Extracted records:
--- BEGIN ---

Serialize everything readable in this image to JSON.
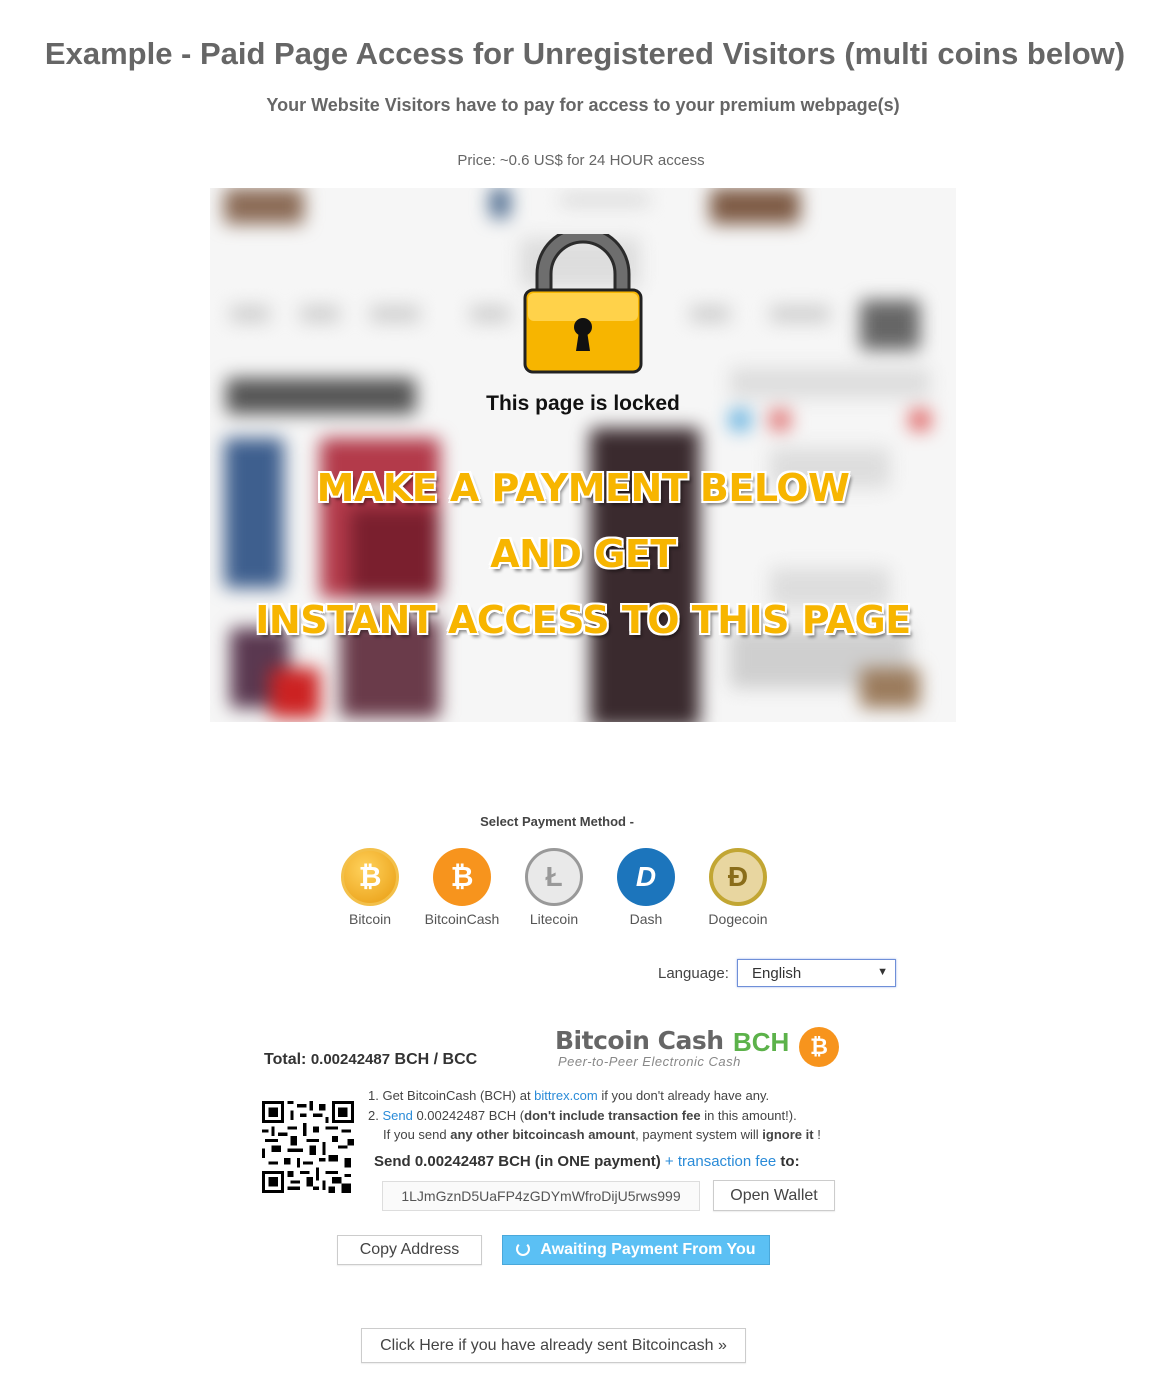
{
  "header": {
    "title": "Example - Paid Page Access for Unregistered Visitors (multi coins below)",
    "subtitle": "Your Website Visitors have to pay for access to your premium webpage(s)",
    "price": "Price: ~0.6 US$ for 24 HOUR access"
  },
  "locked_banner": {
    "locked_text": "This page is locked",
    "line1": "MAKE A PAYMENT BELOW",
    "line2": "AND  GET",
    "line3": "INSTANT ACCESS TO THIS PAGE",
    "accent_color": "#f7b500"
  },
  "payment_methods": {
    "label": "Select Payment Method -",
    "coins": [
      {
        "name": "Bitcoin",
        "icon": "bitcoin-icon",
        "symbol": "₿",
        "color": "#f0a81c"
      },
      {
        "name": "BitcoinCash",
        "icon": "bitcoincash-icon",
        "symbol": "₿",
        "color": "#f7941d"
      },
      {
        "name": "Litecoin",
        "icon": "litecoin-icon",
        "symbol": "Ł",
        "color": "#bfbfbf"
      },
      {
        "name": "Dash",
        "icon": "dash-icon",
        "symbol": "D",
        "color": "#1c75bc"
      },
      {
        "name": "Dogecoin",
        "icon": "dogecoin-icon",
        "symbol": "Ð",
        "color": "#c2a633"
      }
    ]
  },
  "language": {
    "label": "Language:",
    "selected": "English"
  },
  "payment_box": {
    "total_label": "Total:",
    "total_amount": "0.00242487",
    "total_unit": "BCH / BCC",
    "logo_word": "Bitcoin Cash",
    "logo_ticker": "BCH",
    "logo_tagline": "Peer-to-Peer Electronic Cash",
    "step1_prefix": "1. Get BitcoinCash (BCH) at ",
    "step1_link": "bittrex.com",
    "step1_suffix": " if you don't already have any.",
    "step2_prefix": "2. ",
    "step2_link": "Send",
    "step2_amount": " 0.00242487 BCH (",
    "step2_bold": "don't include transaction fee",
    "step2_suffix": " in this amount!).",
    "warn_prefix": "If you send ",
    "warn_bold1": "any other bitcoincash amount",
    "warn_mid": ", payment system will ",
    "warn_bold2": "ignore it",
    "warn_end": " !",
    "send_text": "Send 0.00242487 BCH (in ONE payment)",
    "send_fee": " + transaction fee",
    "send_to": " to:",
    "address": "1LJmGznD5UaFP4zGDYmWfroDijU5rws999",
    "open_wallet": "Open Wallet",
    "copy_address": "Copy Address",
    "awaiting": "Awaiting Payment From You",
    "already_sent": "Click Here if you have already sent Bitcoincash »"
  }
}
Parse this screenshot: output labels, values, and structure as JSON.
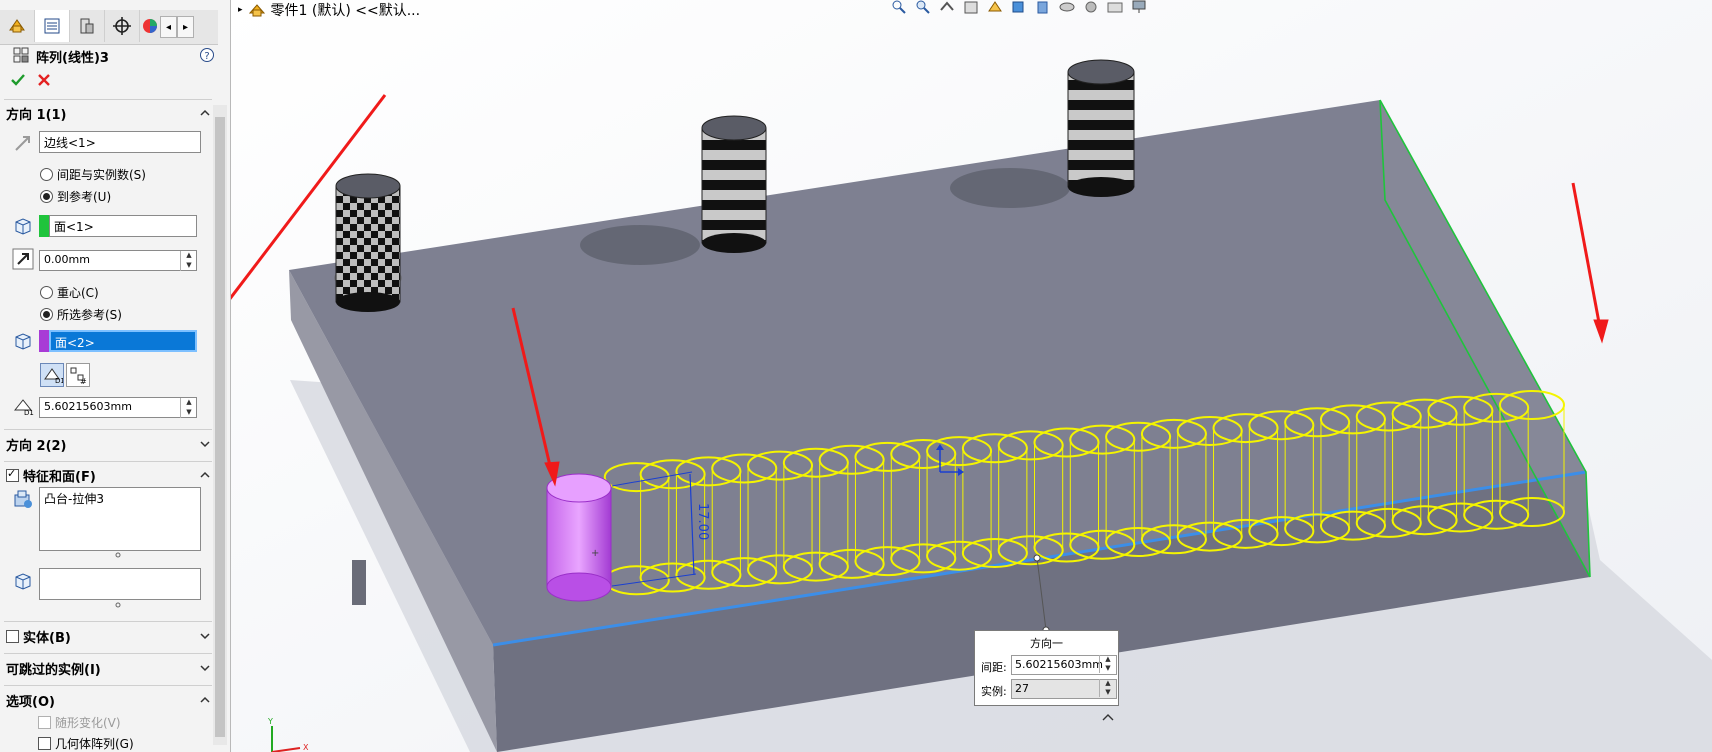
{
  "property_manager": {
    "title": "阵列(线性)3",
    "direction1": {
      "header": "方向 1(1)",
      "edge_value": "边线<1>",
      "radio_spacing": "间距与实例数(S)",
      "radio_to_ref": "到参考(U)",
      "face_value": "面<1>",
      "offset_value": "0.00mm",
      "radio_centroid": "重心(C)",
      "radio_selected_ref": "所选参考(S)",
      "selected_face_value": "面<2>",
      "spacing_value": "5.60215603mm"
    },
    "direction2": {
      "header": "方向 2(2)"
    },
    "features": {
      "header": "特征和面(F)",
      "list_item": "凸台-拉伸3",
      "faces_value": ""
    },
    "bodies": {
      "header": "实体(B)"
    },
    "skip": {
      "header": "可跳过的实例(I)"
    },
    "options": {
      "header": "选项(O)",
      "vary_sketch": "随形变化(V)",
      "geometry_pattern": "几何体阵列(G)"
    }
  },
  "breadcrumb": {
    "text": "零件1 (默认) <<默认..."
  },
  "callout": {
    "title": "方向一",
    "spacing_label": "间距:",
    "spacing_value": "5.60215603mm",
    "instances_label": "实例:",
    "instances_value": "27"
  },
  "dimension_label": "17.00",
  "colors": {
    "accent_blue": "#3c8ee8",
    "select_purple": "#a83bd6",
    "select_green": "#1fc43c",
    "preview_yellow": "#f4f400",
    "arrow_red": "#f01a1a",
    "block_top": "#7e8091",
    "block_front": "#6f7181",
    "block_left": "#9899a5"
  }
}
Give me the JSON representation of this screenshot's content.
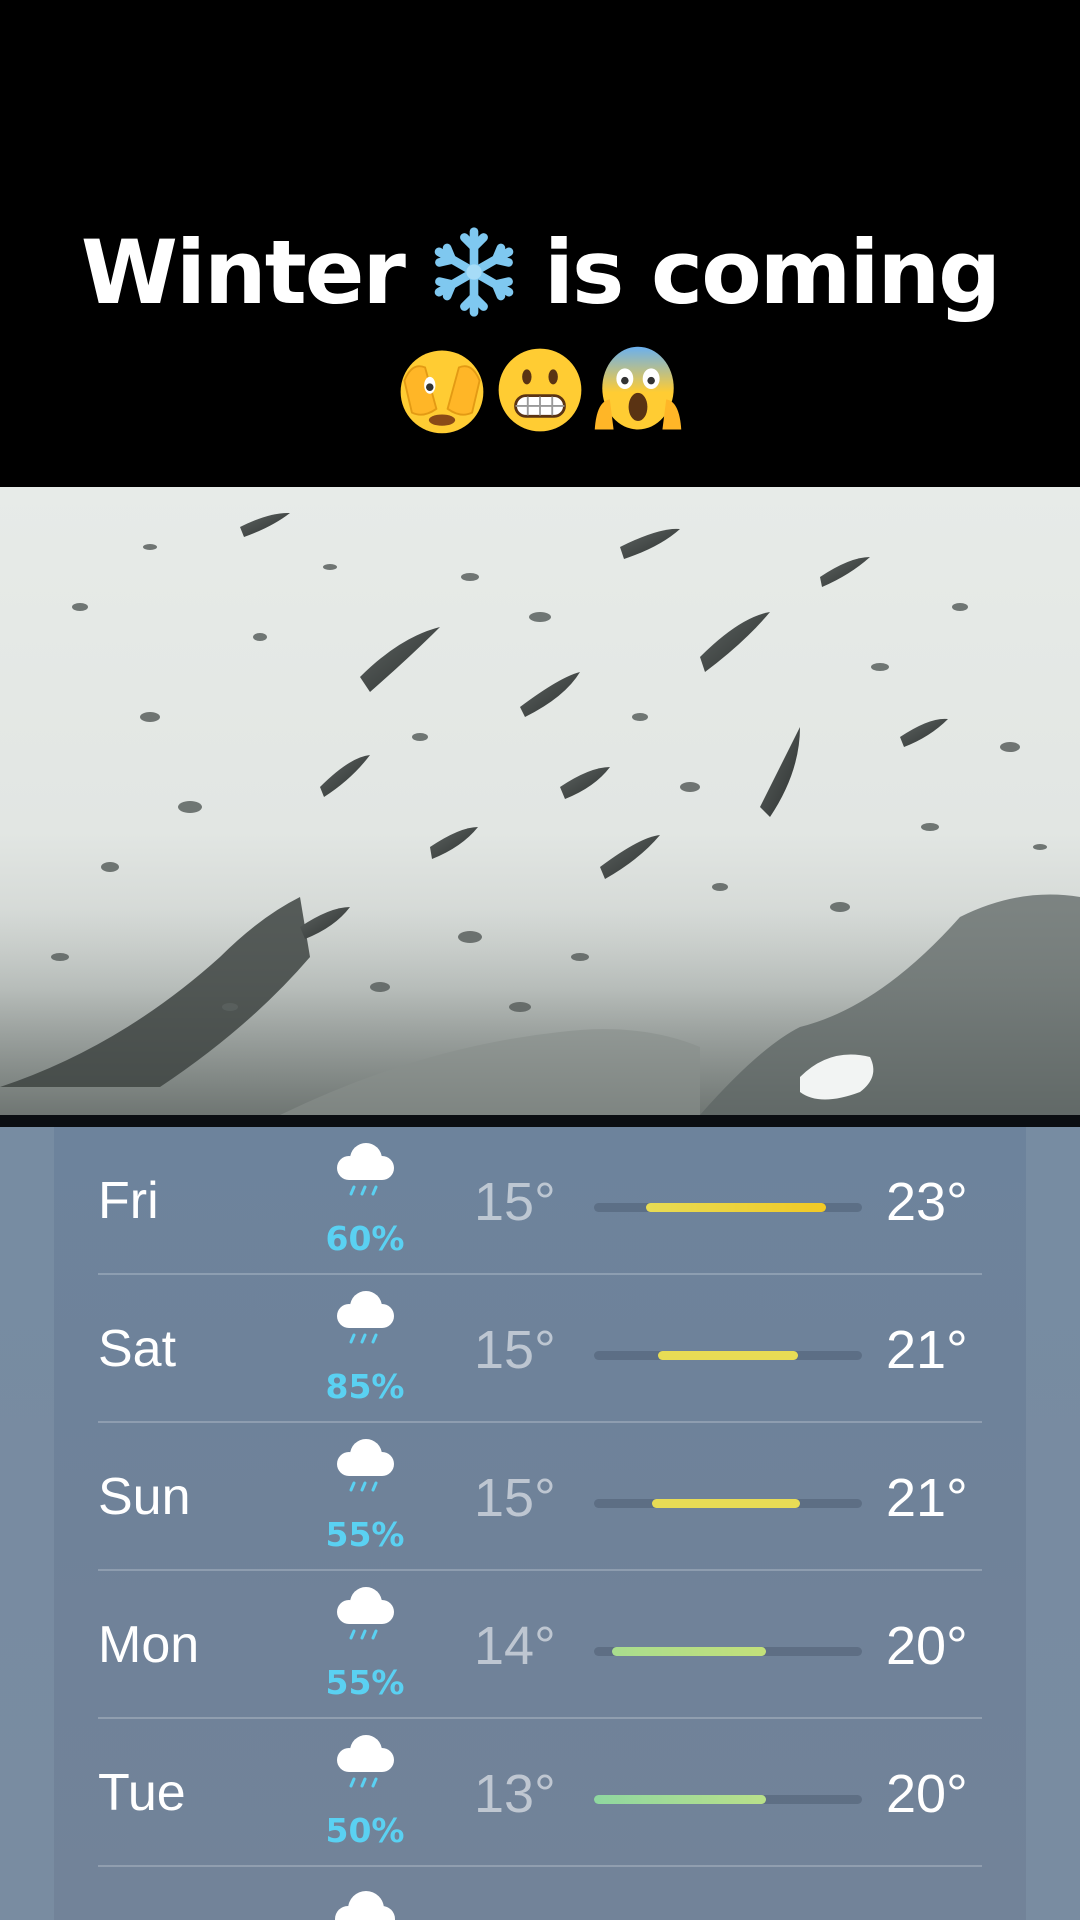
{
  "caption": {
    "line1_before": "Winter",
    "line1_after": "is coming",
    "snowflake_icon": "snowflake-icon",
    "emojis": [
      "face-with-peeking-eye-emoji",
      "grimacing-face-emoji",
      "face-screaming-in-fear-emoji"
    ]
  },
  "photo": {
    "subject": "rain-on-window-photo"
  },
  "forecast": {
    "colors": {
      "precip": "#5ad1f2",
      "warm": "#f2d83c",
      "cool": "#a9dd8e"
    },
    "rows": [
      {
        "day": "Fri",
        "precip": "60%",
        "low": "15°",
        "high": "23°"
      },
      {
        "day": "Sat",
        "precip": "85%",
        "low": "15°",
        "high": "21°"
      },
      {
        "day": "Sun",
        "precip": "55%",
        "low": "15°",
        "high": "21°"
      },
      {
        "day": "Mon",
        "precip": "55%",
        "low": "14°",
        "high": "20°"
      },
      {
        "day": "Tue",
        "precip": "50%",
        "low": "13°",
        "high": "20°"
      }
    ]
  }
}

--- END ---

• Goal: List the lines of the records where "JSON" occurs.

• Result for this exercise:
Serialize everything readable in this image to JSON.
Parse this screenshot: output labels, values, and structure as JSON.
Give me the JSON representation of this screenshot's content.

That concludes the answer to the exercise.